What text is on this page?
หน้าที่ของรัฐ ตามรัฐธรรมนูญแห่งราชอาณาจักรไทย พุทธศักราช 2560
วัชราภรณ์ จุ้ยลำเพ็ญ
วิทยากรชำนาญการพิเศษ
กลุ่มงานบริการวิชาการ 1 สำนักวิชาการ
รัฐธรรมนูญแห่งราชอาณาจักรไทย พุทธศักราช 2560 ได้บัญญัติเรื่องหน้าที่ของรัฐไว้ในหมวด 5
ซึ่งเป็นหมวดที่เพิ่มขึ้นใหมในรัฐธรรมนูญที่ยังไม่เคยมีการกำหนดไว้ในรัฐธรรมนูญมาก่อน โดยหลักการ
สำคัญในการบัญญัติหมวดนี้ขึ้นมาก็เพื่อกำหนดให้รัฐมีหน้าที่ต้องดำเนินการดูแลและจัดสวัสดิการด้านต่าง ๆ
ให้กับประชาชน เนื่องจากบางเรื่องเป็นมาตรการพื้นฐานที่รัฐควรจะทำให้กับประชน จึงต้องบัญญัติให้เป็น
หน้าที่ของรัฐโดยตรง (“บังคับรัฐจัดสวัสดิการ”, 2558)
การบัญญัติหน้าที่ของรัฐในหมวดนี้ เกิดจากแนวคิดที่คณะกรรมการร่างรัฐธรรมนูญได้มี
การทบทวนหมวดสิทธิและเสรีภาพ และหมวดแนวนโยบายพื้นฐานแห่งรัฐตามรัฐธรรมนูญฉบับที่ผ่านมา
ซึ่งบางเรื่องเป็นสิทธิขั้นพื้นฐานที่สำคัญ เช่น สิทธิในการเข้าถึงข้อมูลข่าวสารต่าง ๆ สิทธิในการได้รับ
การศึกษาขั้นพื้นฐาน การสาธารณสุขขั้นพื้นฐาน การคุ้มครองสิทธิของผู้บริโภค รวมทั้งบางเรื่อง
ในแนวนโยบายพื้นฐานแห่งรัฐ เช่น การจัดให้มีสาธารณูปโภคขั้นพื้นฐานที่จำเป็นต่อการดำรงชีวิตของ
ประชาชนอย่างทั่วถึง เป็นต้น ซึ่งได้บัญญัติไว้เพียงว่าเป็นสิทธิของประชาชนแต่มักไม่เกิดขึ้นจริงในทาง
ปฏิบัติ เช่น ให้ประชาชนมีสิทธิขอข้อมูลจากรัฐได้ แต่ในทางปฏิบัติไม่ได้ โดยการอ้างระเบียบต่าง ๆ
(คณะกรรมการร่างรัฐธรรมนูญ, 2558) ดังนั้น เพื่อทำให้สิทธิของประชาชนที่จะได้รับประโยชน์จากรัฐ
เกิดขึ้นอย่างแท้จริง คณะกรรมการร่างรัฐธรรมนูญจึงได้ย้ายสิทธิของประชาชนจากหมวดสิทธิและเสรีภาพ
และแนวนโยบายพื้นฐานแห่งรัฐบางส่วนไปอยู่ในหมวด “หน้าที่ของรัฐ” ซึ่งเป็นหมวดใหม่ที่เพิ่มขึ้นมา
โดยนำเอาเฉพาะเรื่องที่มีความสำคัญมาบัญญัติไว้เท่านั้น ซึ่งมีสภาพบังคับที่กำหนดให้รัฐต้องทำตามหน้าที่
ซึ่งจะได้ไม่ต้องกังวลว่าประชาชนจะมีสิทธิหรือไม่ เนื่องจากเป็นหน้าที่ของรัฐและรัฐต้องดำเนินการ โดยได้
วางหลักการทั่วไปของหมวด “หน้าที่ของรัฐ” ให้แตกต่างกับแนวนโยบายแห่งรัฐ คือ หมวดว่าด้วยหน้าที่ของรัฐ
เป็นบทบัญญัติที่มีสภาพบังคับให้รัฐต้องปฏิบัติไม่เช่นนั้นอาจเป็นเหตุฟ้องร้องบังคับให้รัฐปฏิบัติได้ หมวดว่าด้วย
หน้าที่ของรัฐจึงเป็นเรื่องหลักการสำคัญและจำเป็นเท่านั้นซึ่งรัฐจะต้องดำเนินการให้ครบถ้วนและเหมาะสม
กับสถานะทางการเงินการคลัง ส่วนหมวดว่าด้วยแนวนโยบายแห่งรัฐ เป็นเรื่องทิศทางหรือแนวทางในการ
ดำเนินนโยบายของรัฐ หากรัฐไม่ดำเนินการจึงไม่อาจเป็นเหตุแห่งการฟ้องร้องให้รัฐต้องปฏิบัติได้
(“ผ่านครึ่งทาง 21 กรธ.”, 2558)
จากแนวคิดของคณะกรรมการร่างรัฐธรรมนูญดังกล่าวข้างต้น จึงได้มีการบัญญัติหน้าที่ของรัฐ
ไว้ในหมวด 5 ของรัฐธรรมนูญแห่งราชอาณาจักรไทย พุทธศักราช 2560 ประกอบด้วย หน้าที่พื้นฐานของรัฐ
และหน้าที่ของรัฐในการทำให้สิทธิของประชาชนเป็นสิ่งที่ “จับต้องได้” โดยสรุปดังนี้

§ Short exercise
Point out every line holding the string "นฐานแห" and copy it.

§ Solution for this exercise
การทบทวนหมวดสิทธิและเสรีภาพ และหมวดแนวนโยบายพื้นฐานแห่งรัฐตามรัฐธรรมนูญฉบับที่ผ่านมา
ในแนวนโยบายพื้นฐานแห่งรัฐ เช่น การจัดให้มีสาธารณูปโภคขั้นพื้นฐานที่จำเป็นต่อการดำรงชีวิตของ
และแนวนโยบายพื้นฐานแห่งรัฐบางส่วนไปอยู่ในหมวด “หน้าที่ของรัฐ” ซึ่งเป็นหมวดใหม่ที่เพิ่มขึ้นมา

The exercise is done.